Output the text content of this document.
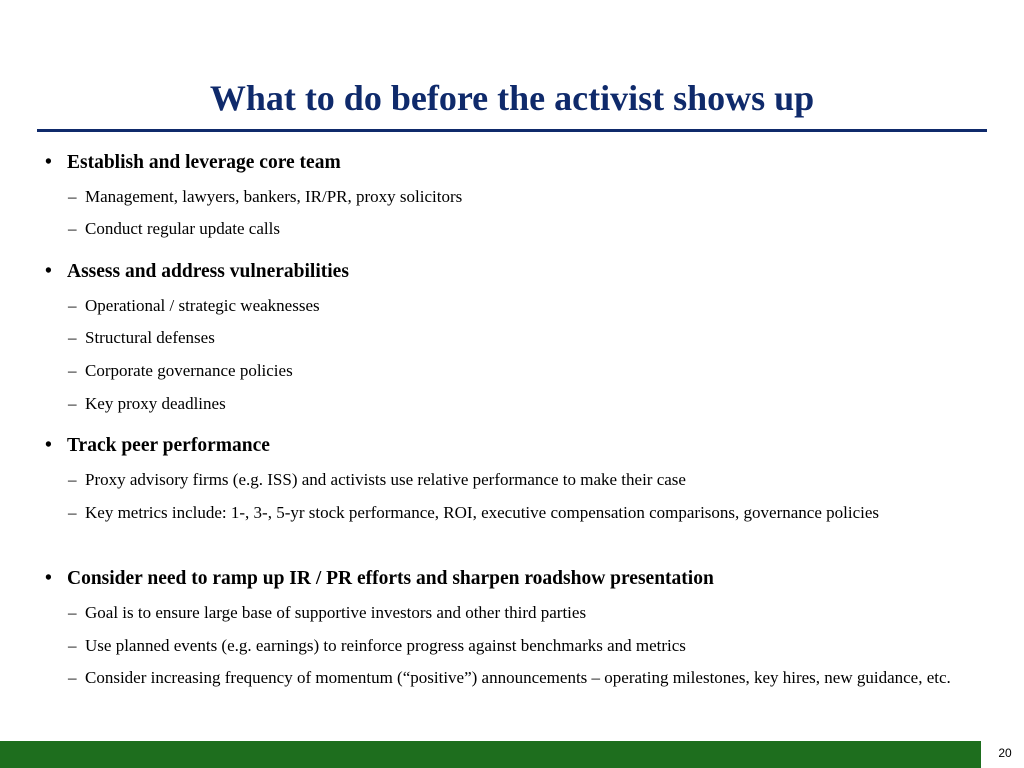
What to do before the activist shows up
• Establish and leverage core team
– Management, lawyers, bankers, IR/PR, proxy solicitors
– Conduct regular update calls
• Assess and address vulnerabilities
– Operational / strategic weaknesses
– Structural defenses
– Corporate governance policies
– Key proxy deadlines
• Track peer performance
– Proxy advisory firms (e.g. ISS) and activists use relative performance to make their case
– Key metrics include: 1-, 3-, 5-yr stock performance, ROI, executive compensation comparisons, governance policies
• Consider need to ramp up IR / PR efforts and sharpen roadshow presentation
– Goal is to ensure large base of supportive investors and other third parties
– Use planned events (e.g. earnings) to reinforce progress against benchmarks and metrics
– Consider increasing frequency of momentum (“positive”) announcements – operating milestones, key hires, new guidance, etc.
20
━━━━━━
* _Aim_
Copy each line in full and exactly, omitting any picture.

* _Output below_
Output the text content of this document.
What to do before the activist shows up
• Establish and leverage core team
– Management, lawyers, bankers, IR/PR, proxy solicitors
– Conduct regular update calls
• Assess and address vulnerabilities
– Operational / strategic weaknesses
– Structural defenses
– Corporate governance policies
– Key proxy deadlines
• Track peer performance
– Proxy advisory firms (e.g. ISS) and activists use relative performance to make their case
– Key metrics include: 1-, 3-, 5-yr stock performance, ROI, executive compensation comparisons, governance policies
• Consider need to ramp up IR / PR efforts and sharpen roadshow presentation
– Goal is to ensure large base of supportive investors and other third parties
– Use planned events (e.g. earnings) to reinforce progress against benchmarks and metrics
– Consider increasing frequency of momentum (“positive”) announcements – operating milestones, key hires, new guidance, etc.
20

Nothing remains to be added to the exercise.